Your task -
Exact repetition is required: output every record in full.

Figure contents as structured data -
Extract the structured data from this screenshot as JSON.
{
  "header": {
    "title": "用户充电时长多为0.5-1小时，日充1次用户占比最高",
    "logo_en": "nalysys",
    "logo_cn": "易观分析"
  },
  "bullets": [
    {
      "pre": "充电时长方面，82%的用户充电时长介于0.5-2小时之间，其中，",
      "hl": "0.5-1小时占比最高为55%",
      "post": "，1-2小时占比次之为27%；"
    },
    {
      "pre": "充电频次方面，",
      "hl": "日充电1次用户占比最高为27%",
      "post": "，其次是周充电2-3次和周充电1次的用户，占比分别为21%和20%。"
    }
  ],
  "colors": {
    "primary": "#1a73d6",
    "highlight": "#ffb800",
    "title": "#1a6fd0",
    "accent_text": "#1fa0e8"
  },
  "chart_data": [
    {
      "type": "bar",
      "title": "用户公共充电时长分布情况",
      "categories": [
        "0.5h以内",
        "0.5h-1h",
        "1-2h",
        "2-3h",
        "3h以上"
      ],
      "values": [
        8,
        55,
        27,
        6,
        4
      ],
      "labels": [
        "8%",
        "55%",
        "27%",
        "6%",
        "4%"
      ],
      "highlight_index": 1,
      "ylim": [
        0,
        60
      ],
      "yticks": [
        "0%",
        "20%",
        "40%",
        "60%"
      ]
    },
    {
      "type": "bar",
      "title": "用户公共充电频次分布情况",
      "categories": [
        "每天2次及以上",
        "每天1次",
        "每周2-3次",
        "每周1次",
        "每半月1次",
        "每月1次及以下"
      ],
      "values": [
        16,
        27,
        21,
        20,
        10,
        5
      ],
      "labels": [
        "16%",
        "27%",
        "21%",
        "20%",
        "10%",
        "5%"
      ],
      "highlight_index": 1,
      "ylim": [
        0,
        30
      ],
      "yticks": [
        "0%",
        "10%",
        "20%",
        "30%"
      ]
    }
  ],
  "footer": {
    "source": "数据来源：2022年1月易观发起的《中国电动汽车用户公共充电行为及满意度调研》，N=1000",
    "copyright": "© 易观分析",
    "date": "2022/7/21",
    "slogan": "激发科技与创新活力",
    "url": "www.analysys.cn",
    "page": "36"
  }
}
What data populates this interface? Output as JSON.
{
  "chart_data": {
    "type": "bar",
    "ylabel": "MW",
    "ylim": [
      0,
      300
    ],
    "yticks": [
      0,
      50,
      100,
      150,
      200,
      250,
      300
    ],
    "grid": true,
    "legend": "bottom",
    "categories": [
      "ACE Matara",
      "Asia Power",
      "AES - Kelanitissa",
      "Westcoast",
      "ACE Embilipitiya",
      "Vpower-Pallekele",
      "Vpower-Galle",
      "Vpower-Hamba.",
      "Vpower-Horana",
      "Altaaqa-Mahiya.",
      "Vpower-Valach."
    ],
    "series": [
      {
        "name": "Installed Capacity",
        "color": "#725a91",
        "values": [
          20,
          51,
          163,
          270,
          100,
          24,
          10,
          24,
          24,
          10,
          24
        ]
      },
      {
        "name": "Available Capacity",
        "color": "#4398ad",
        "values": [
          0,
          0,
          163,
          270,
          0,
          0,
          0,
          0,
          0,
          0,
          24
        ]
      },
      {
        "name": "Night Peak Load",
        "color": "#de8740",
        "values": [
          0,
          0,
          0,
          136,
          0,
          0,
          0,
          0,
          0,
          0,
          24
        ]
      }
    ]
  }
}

Answer to the exercise -
Extract the structured data from this screenshot as JSON.
{
  "header": {
    "title": "用户充电时长多为0.5-1小时，日充1次用户占比最高",
    "logo_en": "nalysys",
    "logo_cn": "易观分析"
  },
  "bullets": [
    {
      "pre": "充电时长方面，82%的用户充电时长介于0.5-2小时之间，其中，",
      "hl": "0.5-1小时占比最高为55%",
      "post": "，1-2小时占比次之为27%；"
    },
    {
      "pre": "充电频次方面，",
      "hl": "日充电1次用户占比最高为27%",
      "post": "，其次是周充电2-3次和周充电1次的用户，占比分别为21%和20%。"
    }
  ],
  "colors": {
    "primary": "#1a73d6",
    "highlight": "#ffb800",
    "title": "#1a6fd0",
    "accent_text": "#1fa0e8"
  },
  "chart_data": [
    {
      "type": "bar",
      "title": "用户公共充电时长分布情况",
      "categories": [
        "0.5h以内",
        "0.5h-1h",
        "1-2h",
        "2-3h",
        "3h以上"
      ],
      "values": [
        8,
        55,
        27,
        6,
        4
      ],
      "labels": [
        "8%",
        "55%",
        "27%",
        "6%",
        "4%"
      ],
      "highlight_index": 1,
      "ylim": [
        0,
        60
      ],
      "yticks": [
        "0%",
        "20%",
        "40%",
        "60%"
      ]
    },
    {
      "type": "bar",
      "title": "用户公共充电频次分布情况",
      "categories": [
        "每天2次及以上",
        "每天1次",
        "每周2-3次",
        "每周1次",
        "每半月1次",
        "每月1次及以下"
      ],
      "values": [
        16,
        27,
        21,
        20,
        10,
        5
      ],
      "labels": [
        "16%",
        "27%",
        "21%",
        "20%",
        "10%",
        "5%"
      ],
      "highlight_index": 1,
      "ylim": [
        0,
        30
      ],
      "yticks": [
        "0%",
        "10%",
        "20%",
        "30%"
      ]
    }
  ],
  "footer": {
    "source": "数据来源：2022年1月易观发起的《中国电动汽车用户公共充电行为及满意度调研》，N=1000",
    "copyright": "© 易观分析",
    "date": "2022/7/21",
    "slogan": "激发科技与创新活力",
    "url": "www.analysys.cn",
    "page": "36"
  }
}
What data populates this interface? Output as JSON.
{
  "chart_data": {
    "type": "bar",
    "ylabel": "MW",
    "ylim": [
      0,
      300
    ],
    "yticks": [
      0,
      50,
      100,
      150,
      200,
      250,
      300
    ],
    "grid": true,
    "legend": "bottom",
    "categories": [
      "ACE Matara",
      "Asia Power",
      "AES - Kelanitissa",
      "Westcoast",
      "ACE Embilipitiya",
      "Vpower-Pallekele",
      "Vpower-Galle",
      "Vpower-Hamba.",
      "Vpower-Horana",
      "Altaaqa-Mahiya.",
      "Vpower-Valach."
    ],
    "series": [
      {
        "name": "Installed Capacity",
        "color": "#725a91",
        "values": [
          20,
          51,
          163,
          270,
          100,
          24,
          10,
          24,
          24,
          10,
          24
        ]
      },
      {
        "name": "Available Capacity",
        "color": "#4398ad",
        "values": [
          0,
          0,
          163,
          270,
          0,
          0,
          0,
          0,
          0,
          0,
          24
        ]
      },
      {
        "name": "Night Peak Load",
        "color": "#de8740",
        "values": [
          0,
          0,
          0,
          136,
          0,
          0,
          0,
          0,
          0,
          0,
          24
        ]
      }
    ]
  }
}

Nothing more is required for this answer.